_OBJETIVO 1_
Nombra a todas las personas que, según el fragmento seleccionado sobre los inmigrantes en la Argentina, preparan varenikes.

_FRAGMENTO SELECCIONADO_
──────
¡GRACIAS TRABAJADORES DEL MUNDO!

¡GRACIAS TRABAJADORES DEL MUNDO!

 

 

Buenos días estimados lectores. Hoy es el día del trabajo, y los argentinos tenemos una deuda enorme con los trabajadores de todo el mundo, que llegaron a nuestra tierra, en la inmigración de masas.

 

 

Es por eso que este editorial del domingo está dedicado a ellos. Entre 1881 y 1914, llegaron a la Argentina 4.200.000 inmigrantes procedentes de todos los rincones del planeta.

 

 

De la misma forma en que 10.000 años antes llegaron nuestros pueblos originarios, en sus distintas etnias: en busca de nuevas tierras y nuevas oportunidades.

 

 

Por motivos diversos y por causas diversas. Guerras, hambrunas, sueños, promesas, necesidades, o simplemente el deseo de ampliar sus horizontes.

 

 

Trajeron con ellos sus tradiciones y sus cocinas, y modificaron para siempre nuestro patrimonio cultural alimentario.

 

 

Hay una cocina argentina antes y una cocina argentina después de la gran inmigración de masas. Y les puedo asegurar que ninguno de ustedes, amables lectores, reconocerían como propia, la cocina argentina de la época colonial.

 

 

Imaginen por un instante una cocina argentina sin milanesa napolitana con papas fritas, sin tallarines, sin ravioles, sin pizza, sin pan dulce, sin pan árabe, sin croissants, o sin rabas.

 

 

Una ciudad de Buenos Aires sin conventillos, sin La Boca, una ciudad de Rosario sin Pichincha, una Argentina profunda sin Colonias de Colectividades.

 

Desde que tienen memoria, Yaroslava Malaruc, Irene Nimyrewsky, Susana Tomka y Mirta Ciuper, preparan varenikes. Hierven el agua, las papas, preparan la ricota, pican la cebolla y rellenan uno a uno las cientos de unidades para la celebración de la 41º Fiesta Provincial del Inmigrante, donde esperan que los visitantes que pasen por el puesto de la Asociación Ucraniana de Cultura Prosvita se vayan enamorados de sus sabores.

 

Sin Gauchos Judíos, sin Tortas Galesas, sin Árabes en La Rioja, sin piamonteses en Santa Fe, sin ucranianos en Misiones, sin gallegos en Avenida de Mayo, sin trabajadores ingleses de los ferrocarriles fundando nuestros clubes de fútbol.

 

 

En esta nota trataré de contarles lo que comíamos antes de que estos trabajadores llegaran a nuestra patria, para que ustedes puedan apreciar, la enorme deuda que tenemos con ellos.

 

 

¿POR QUÉ LOS ARGENTINOS COMEMOS TANTA CARNE?
──────
_CONTENIDO DEL CONJUNTO_
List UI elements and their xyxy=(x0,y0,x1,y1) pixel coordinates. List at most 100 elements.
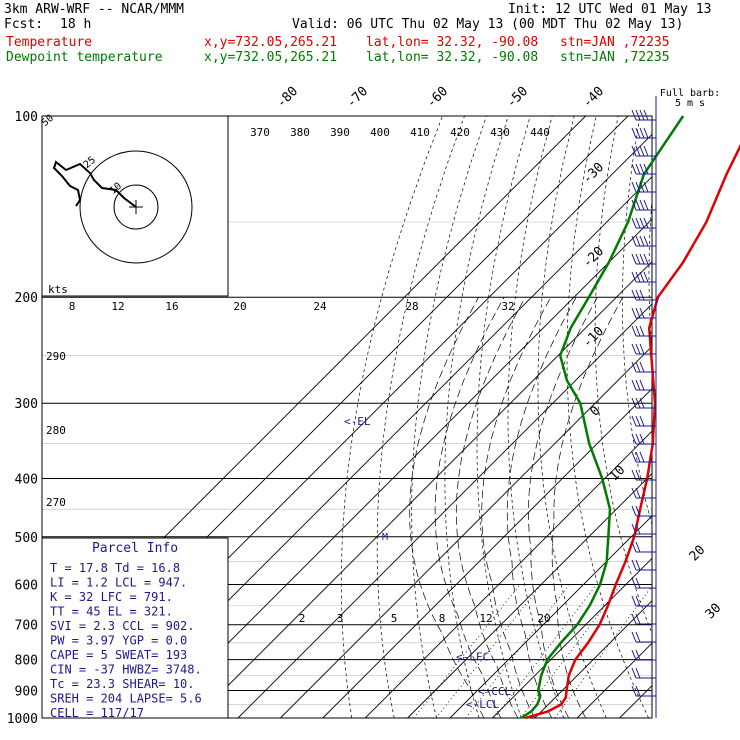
dry-adiabat-line xyxy=(675,116,740,718)
wind-barb-flag xyxy=(631,685,637,697)
init-time: Init: 12 UTC Wed 01 May 13 xyxy=(508,2,712,17)
wind-barb-flag xyxy=(635,145,641,157)
wind-barb xyxy=(631,613,656,625)
wind-barb xyxy=(631,289,656,301)
dewpoint-legend-latlon: lat,lon= 32.32, -90.08 xyxy=(366,50,539,65)
wind-barb-flag xyxy=(635,379,641,391)
wind-barb-flag xyxy=(639,145,645,157)
pressure-tick-label: 400 xyxy=(15,472,38,487)
wind-barb-flag xyxy=(631,271,637,283)
left-theta-label: 280 xyxy=(46,424,66,437)
wind-barb-flag xyxy=(635,649,641,661)
dry-adiabat-line xyxy=(724,116,740,718)
parcel-info-row: Tc = 23.3 SHEAR= 10. xyxy=(50,677,195,691)
wind-barb-flag xyxy=(635,577,641,589)
parcel-info-row: CIN = -37 HWBZ= 3748. xyxy=(50,663,202,677)
wind-barb-flag xyxy=(631,397,637,409)
pressure-tick-label: 200 xyxy=(15,291,38,306)
wind-barb-flag xyxy=(635,325,641,337)
hodograph-ring xyxy=(113,184,159,230)
wind-barb xyxy=(631,685,656,697)
wind-barb-flag xyxy=(631,109,637,121)
wind-barb-flag xyxy=(639,289,645,301)
isotherm-line xyxy=(492,557,652,718)
wind-barb-flag xyxy=(635,361,641,373)
wind-barb-flag xyxy=(631,487,637,499)
parcel-info-row: T = 17.8 Td = 16.8 xyxy=(50,561,180,575)
wind-barb-flag xyxy=(639,415,645,427)
wind-barb xyxy=(631,109,656,121)
isotherm-tick-label: 20 xyxy=(687,543,709,565)
dewpoint-legend-name: Dewpoint temperature xyxy=(6,50,163,65)
forecast-hour: 18 h xyxy=(60,17,92,32)
moist-adiabat-line xyxy=(434,297,505,718)
parcel-info-row: K = 32 LFC = 791. xyxy=(50,590,173,604)
wind-barb-flag xyxy=(631,379,637,391)
wind-barb-flag xyxy=(631,343,637,355)
dry-adiabat-line xyxy=(648,196,652,353)
wind-barb-flag xyxy=(635,163,641,175)
moist-adiabat-line xyxy=(506,297,577,718)
wind-barb-flag xyxy=(635,181,641,193)
wind-barb-flag xyxy=(635,127,641,139)
wind-barb-flag xyxy=(643,181,649,193)
barb-legend-title: Full barb: xyxy=(660,88,720,99)
hodograph-scale-label: 28 xyxy=(405,300,418,313)
wind-barb-flag xyxy=(635,271,641,283)
parcel-info-title: Parcel Info xyxy=(92,541,178,556)
wind-barb-flag xyxy=(631,235,637,247)
level-annotation-lfc: <-LFC xyxy=(456,651,489,664)
temperature-legend-latlon: lat,lon= 32.32, -90.08 xyxy=(366,35,539,50)
level-annotation-el: <-EL xyxy=(344,415,371,428)
isotherm-tick-label: -20 xyxy=(580,244,607,271)
isotherm-line xyxy=(195,260,652,718)
isotherm-line xyxy=(449,515,652,718)
wind-barb xyxy=(631,631,656,643)
wind-barb-flag xyxy=(635,523,641,535)
wind-barb xyxy=(631,235,656,247)
wind-barb xyxy=(631,307,656,319)
temperature-legend-name: Temperature xyxy=(6,35,93,50)
level-annotation-ccl: <-CCL xyxy=(478,685,511,698)
wind-barb xyxy=(631,379,656,391)
isotherm-line xyxy=(662,116,740,718)
wind-barb-flag xyxy=(635,685,641,697)
wind-barb-flag xyxy=(639,271,645,283)
wind-barb-flag xyxy=(635,631,641,643)
theta-tick-label: 390 xyxy=(330,126,350,139)
wind-barb-flag xyxy=(635,559,641,571)
hodograph-scale-label: 32 xyxy=(501,300,514,313)
plot-area xyxy=(42,116,740,718)
isotherm-tick-label: -80 xyxy=(274,84,301,111)
parcel-info-row: CAPE = 5 SWEAT= 193 xyxy=(50,648,187,662)
wind-barb-flag xyxy=(639,361,645,373)
wind-barb-flag xyxy=(635,433,641,445)
wind-barb xyxy=(631,271,656,283)
wind-barb-flag xyxy=(631,451,637,463)
wind-barb xyxy=(631,127,656,139)
wind-barb-flag xyxy=(631,361,637,373)
dry-adiabat-line xyxy=(566,116,649,718)
wind-barb-flag xyxy=(631,145,637,157)
wind-barb xyxy=(631,541,656,553)
wind-barb-flag xyxy=(639,433,645,445)
moist-adiabat-line xyxy=(455,297,526,718)
plot-frame xyxy=(41,115,653,719)
wind-barb-flag xyxy=(639,253,645,265)
moist-adiabat-line xyxy=(409,297,485,718)
hodograph-trace xyxy=(52,160,137,208)
wind-barb-flag xyxy=(631,253,637,265)
wind-barb-flag xyxy=(631,523,637,535)
wind-barb-flag xyxy=(635,595,641,607)
isotherm-line xyxy=(237,303,652,718)
dry-adiabat-line xyxy=(507,116,565,718)
barb-legend-units: 5 m s xyxy=(675,98,705,109)
isotherm-line xyxy=(619,684,652,718)
hodograph-scale-label: 8 xyxy=(69,300,76,313)
wind-barb xyxy=(631,181,656,193)
wind-barb xyxy=(631,145,656,157)
wind-barb-flag xyxy=(635,487,641,499)
dry-adiabat-line xyxy=(537,116,607,718)
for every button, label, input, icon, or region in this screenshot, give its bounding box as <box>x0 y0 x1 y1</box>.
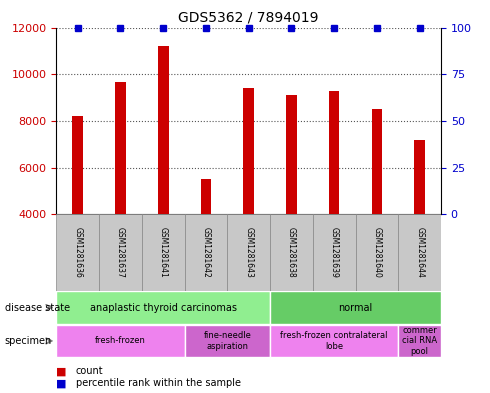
Bar <box>244 88 254 214</box>
Bar <box>398 214 441 291</box>
Text: GSM1281637: GSM1281637 <box>116 227 125 278</box>
Text: percentile rank within the sample: percentile rank within the sample <box>76 378 241 388</box>
Bar <box>270 214 313 291</box>
Bar <box>398 325 441 357</box>
Text: GSM1281640: GSM1281640 <box>372 227 381 278</box>
Bar <box>185 325 270 357</box>
Bar <box>158 46 169 214</box>
Text: count: count <box>76 366 103 376</box>
Text: commer
cial RNA
pool: commer cial RNA pool <box>402 326 437 356</box>
Bar <box>356 214 398 291</box>
Text: normal: normal <box>339 303 373 312</box>
Text: GSM1281642: GSM1281642 <box>201 227 210 278</box>
Text: GSM1281643: GSM1281643 <box>244 227 253 278</box>
Bar <box>185 214 227 291</box>
Text: GSM1281641: GSM1281641 <box>159 227 168 278</box>
Text: ■: ■ <box>56 378 67 388</box>
Bar <box>56 214 99 291</box>
Text: disease state: disease state <box>5 303 70 312</box>
Text: fresh-frozen contralateral
lobe: fresh-frozen contralateral lobe <box>280 331 388 351</box>
Bar <box>227 214 270 291</box>
Text: fine-needle
aspiration: fine-needle aspiration <box>203 331 251 351</box>
Text: GSM1281644: GSM1281644 <box>415 227 424 278</box>
Text: GSM1281639: GSM1281639 <box>330 227 339 278</box>
Bar <box>270 292 441 323</box>
Title: GDS5362 / 7894019: GDS5362 / 7894019 <box>178 11 319 25</box>
Bar <box>414 140 425 214</box>
Text: ■: ■ <box>56 366 67 376</box>
Bar <box>142 214 185 291</box>
Bar <box>286 95 297 214</box>
Bar <box>56 292 270 323</box>
Bar <box>200 179 211 214</box>
Bar <box>73 116 83 214</box>
Bar <box>56 325 185 357</box>
Text: GSM1281636: GSM1281636 <box>73 227 82 278</box>
Bar <box>270 325 398 357</box>
Text: GSM1281638: GSM1281638 <box>287 227 296 278</box>
Bar <box>99 214 142 291</box>
Text: specimen: specimen <box>5 336 52 346</box>
Bar <box>115 83 126 214</box>
Text: anaplastic thyroid carcinomas: anaplastic thyroid carcinomas <box>90 303 237 312</box>
Text: fresh-frozen: fresh-frozen <box>95 336 146 345</box>
Bar <box>371 109 382 214</box>
Bar <box>329 90 340 214</box>
Bar <box>313 214 356 291</box>
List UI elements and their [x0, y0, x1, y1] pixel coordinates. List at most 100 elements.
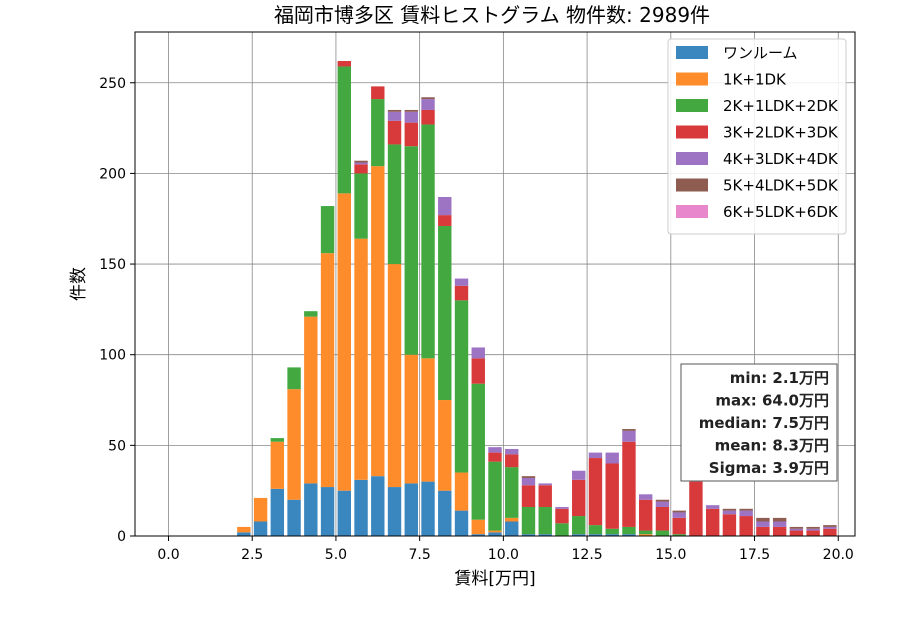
y-tick-label: 150 — [99, 257, 126, 273]
bar-segment — [387, 144, 402, 265]
bar-segment — [555, 508, 569, 524]
stats-frame — [680, 363, 838, 482]
bar-segment — [505, 467, 519, 518]
bar-segment — [622, 441, 636, 527]
bar-segment — [488, 447, 502, 453]
bar-segment — [605, 452, 619, 464]
bar-segment — [438, 490, 452, 536]
bar-segment — [538, 506, 552, 535]
bar-segment — [756, 526, 770, 536]
bar-segment — [823, 528, 837, 536]
legend-frame — [667, 38, 847, 235]
legend-label: ワンルーム — [723, 44, 798, 62]
legend-swatch — [676, 178, 708, 192]
bar-segment — [672, 512, 686, 518]
bar-segment — [505, 517, 519, 522]
bar-segment — [789, 528, 804, 531]
bar-segment — [705, 508, 720, 536]
bar-segment — [739, 508, 753, 511]
bar-segment — [237, 526, 251, 533]
bar-segment — [756, 521, 770, 527]
bar-segment — [639, 530, 653, 535]
bar-segment — [471, 519, 485, 535]
bar-segment — [387, 109, 402, 112]
bar-segment — [320, 487, 335, 536]
bar-segment — [337, 490, 351, 536]
stats-box: min: 2.1万円 max: 64.0万円 median: 7.5万円 mean: … — [680, 363, 838, 482]
bar-segment — [354, 173, 368, 239]
bar-segment — [354, 238, 368, 480]
bar-segment — [772, 526, 787, 536]
bar-segment — [521, 485, 536, 507]
bar-segment — [739, 510, 753, 517]
x-tick-label: 10.0 — [488, 547, 519, 563]
bar-segment — [253, 497, 268, 522]
bar-segment — [387, 264, 402, 488]
bar-segment — [371, 476, 385, 536]
bar-segment — [823, 525, 837, 527]
bar-segment — [320, 253, 335, 488]
bar-segment — [772, 517, 787, 522]
bar-segment — [320, 206, 335, 254]
bar-segment — [655, 501, 670, 507]
bar-segment — [371, 99, 385, 167]
bar-segment — [237, 532, 251, 536]
bar-segment — [454, 300, 469, 473]
legend-label: 5K+4LDK+5DK — [723, 177, 839, 195]
bar-segment — [672, 510, 686, 513]
bar-segment — [404, 483, 418, 536]
plot-frame — [134, 31, 856, 537]
bar-segment — [387, 487, 402, 536]
bar-segment — [756, 517, 770, 522]
y-tick-label: 250 — [99, 76, 126, 92]
bar-segment — [622, 429, 636, 431]
x-tick-label: 2.5 — [241, 547, 263, 563]
bar-segment — [304, 483, 318, 536]
y-tick-label: 200 — [99, 166, 126, 182]
bar-segment — [572, 534, 586, 536]
bar-segment — [605, 528, 619, 535]
bar-segment — [421, 109, 435, 125]
x-tick-label: 5.0 — [325, 547, 347, 563]
bar-segment — [354, 162, 368, 165]
bar-segment — [555, 506, 569, 509]
x-tick-label: 15.0 — [655, 547, 686, 563]
x-tick-label: 12.5 — [572, 547, 603, 563]
bar-segment — [337, 66, 351, 194]
bar-segment — [555, 523, 569, 536]
bar-segment — [354, 479, 368, 536]
bar-segment — [622, 430, 636, 442]
bar-segment — [572, 470, 586, 480]
bar-segment — [287, 367, 301, 390]
legend-swatch — [676, 125, 708, 139]
bar-segment — [655, 499, 670, 502]
x-axis-label: 賃料[万円] — [454, 569, 535, 589]
bar-segment — [521, 534, 536, 536]
bar-segment — [505, 448, 519, 455]
legend: ワンルーム 1K+1DK 2K+1LDK+2DK 3K+2LDK+3DK 4K+3LDK… — [667, 38, 847, 235]
bar-segment — [371, 86, 385, 100]
bar-segment — [572, 479, 586, 517]
bar-segment — [722, 510, 737, 515]
bar-segment — [588, 534, 603, 536]
chart-title: 福岡市博多区 賃料ヒストグラム 物件数: 2989件 — [274, 3, 710, 27]
bar-segment — [605, 534, 619, 536]
bar-segment — [404, 354, 418, 484]
bar-segment — [454, 285, 469, 301]
bar-segment — [438, 225, 452, 401]
bar-segment — [253, 521, 268, 536]
x-tick-label: 20.0 — [823, 547, 854, 563]
bar-segment — [722, 514, 737, 536]
bar-segment — [270, 488, 285, 536]
bar-segment — [488, 530, 502, 533]
bar-segment — [454, 472, 469, 511]
bar-segment — [538, 485, 552, 507]
bar-segment — [471, 347, 485, 359]
bar-segment — [538, 483, 552, 486]
x-tick-label: 17.5 — [739, 547, 770, 563]
bar-segment — [404, 109, 418, 112]
legend-label: 1K+1DK — [723, 71, 787, 89]
bar-segment — [739, 516, 753, 536]
bar-segment — [488, 532, 502, 536]
bar-segment — [371, 166, 385, 477]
──────
_OBJETIVO 2_
Extrae de los registros cada línea en la que aparezca la cadena "annotation".

_SOLUCIÓN 1_
Yaroslava Malaruc, Irene Nimyrewsky, Susana Tomka y Mirta Ciuper.

_SOLUCIÓN 2_
level-annotation-lfc: <-LFC xyxy=(456,651,489,664)
level-annotation-el: <-EL xyxy=(344,415,371,428)
level-annotation-ccl: <-CCL xyxy=(478,685,511,698)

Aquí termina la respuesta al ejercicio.